• _Instruction_
The entries are to be returned exactly, with images left out.

Dataset records
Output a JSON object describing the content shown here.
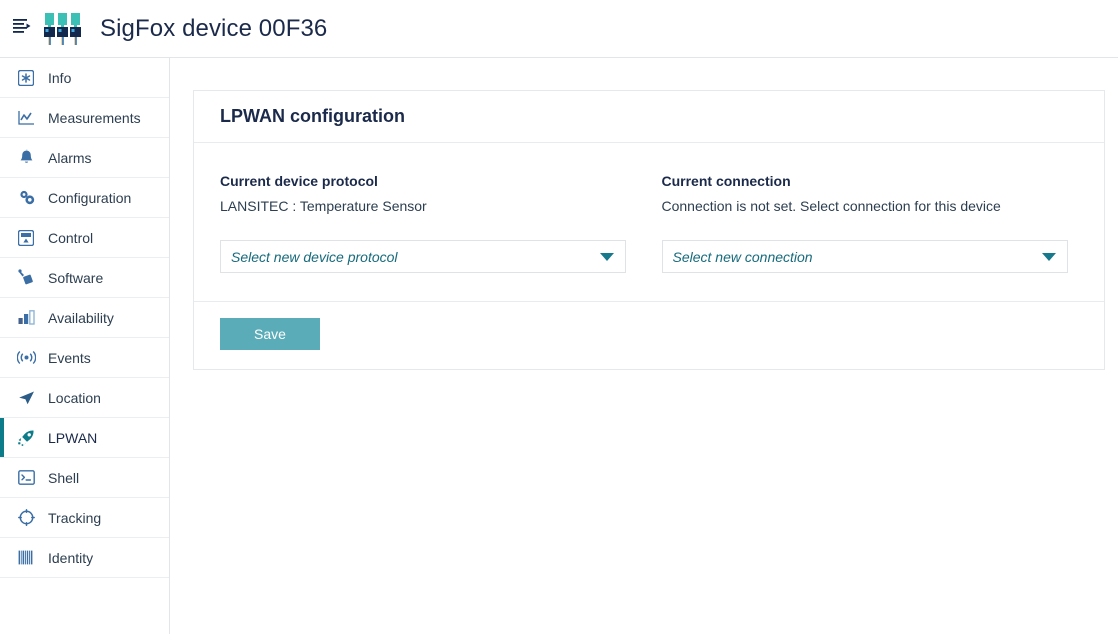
{
  "header": {
    "menu_icon": "list-collapse-icon",
    "logo_icon": "device-pins-logo",
    "title": "SigFox device 00F36"
  },
  "sidebar": {
    "items": [
      {
        "label": "Info",
        "icon": "info-asterisk-icon",
        "active": false
      },
      {
        "label": "Measurements",
        "icon": "line-chart-icon",
        "active": false
      },
      {
        "label": "Alarms",
        "icon": "bell-icon",
        "active": false
      },
      {
        "label": "Configuration",
        "icon": "gears-icon",
        "active": false
      },
      {
        "label": "Control",
        "icon": "control-panel-icon",
        "active": false
      },
      {
        "label": "Software",
        "icon": "software-chip-icon",
        "active": false
      },
      {
        "label": "Availability",
        "icon": "bar-chart-icon",
        "active": false
      },
      {
        "label": "Events",
        "icon": "broadcast-icon",
        "active": false
      },
      {
        "label": "Location",
        "icon": "navigation-arrow-icon",
        "active": false
      },
      {
        "label": "LPWAN",
        "icon": "rocket-icon",
        "active": true
      },
      {
        "label": "Shell",
        "icon": "terminal-icon",
        "active": false
      },
      {
        "label": "Tracking",
        "icon": "crosshair-circle-icon",
        "active": false
      },
      {
        "label": "Identity",
        "icon": "barcode-icon",
        "active": false
      }
    ]
  },
  "card": {
    "title": "LPWAN configuration",
    "left_column": {
      "label": "Current device protocol",
      "value": "LANSITEC : Temperature Sensor",
      "select": {
        "placeholder": "Select new device protocol",
        "value": "",
        "caret_icon": "chevron-down-icon"
      }
    },
    "right_column": {
      "label": "Current connection",
      "value": "Connection is not set. Select connection for this device",
      "select": {
        "placeholder": "Select new connection",
        "value": "",
        "caret_icon": "chevron-down-icon"
      }
    },
    "save_label": "Save"
  },
  "colors": {
    "accent_teal": "#0d7c8a",
    "button_teal": "#5aacb8",
    "logo_teal": "#3cbfb5",
    "logo_navy": "#12284c",
    "text_navy": "#1b2a4a",
    "icon_blue": "#3a6ea5",
    "border_grey": "#e3e6e8"
  }
}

• _Full response_
Output a JSON object describing the content shown here.
{
  "header": {
    "menu_icon": "list-collapse-icon",
    "logo_icon": "device-pins-logo",
    "title": "SigFox device 00F36"
  },
  "sidebar": {
    "items": [
      {
        "label": "Info",
        "icon": "info-asterisk-icon",
        "active": false
      },
      {
        "label": "Measurements",
        "icon": "line-chart-icon",
        "active": false
      },
      {
        "label": "Alarms",
        "icon": "bell-icon",
        "active": false
      },
      {
        "label": "Configuration",
        "icon": "gears-icon",
        "active": false
      },
      {
        "label": "Control",
        "icon": "control-panel-icon",
        "active": false
      },
      {
        "label": "Software",
        "icon": "software-chip-icon",
        "active": false
      },
      {
        "label": "Availability",
        "icon": "bar-chart-icon",
        "active": false
      },
      {
        "label": "Events",
        "icon": "broadcast-icon",
        "active": false
      },
      {
        "label": "Location",
        "icon": "navigation-arrow-icon",
        "active": false
      },
      {
        "label": "LPWAN",
        "icon": "rocket-icon",
        "active": true
      },
      {
        "label": "Shell",
        "icon": "terminal-icon",
        "active": false
      },
      {
        "label": "Tracking",
        "icon": "crosshair-circle-icon",
        "active": false
      },
      {
        "label": "Identity",
        "icon": "barcode-icon",
        "active": false
      }
    ]
  },
  "card": {
    "title": "LPWAN configuration",
    "left_column": {
      "label": "Current device protocol",
      "value": "LANSITEC : Temperature Sensor",
      "select": {
        "placeholder": "Select new device protocol",
        "value": "",
        "caret_icon": "chevron-down-icon"
      }
    },
    "right_column": {
      "label": "Current connection",
      "value": "Connection is not set. Select connection for this device",
      "select": {
        "placeholder": "Select new connection",
        "value": "",
        "caret_icon": "chevron-down-icon"
      }
    },
    "save_label": "Save"
  },
  "colors": {
    "accent_teal": "#0d7c8a",
    "button_teal": "#5aacb8",
    "logo_teal": "#3cbfb5",
    "logo_navy": "#12284c",
    "text_navy": "#1b2a4a",
    "icon_blue": "#3a6ea5",
    "border_grey": "#e3e6e8"
  }
}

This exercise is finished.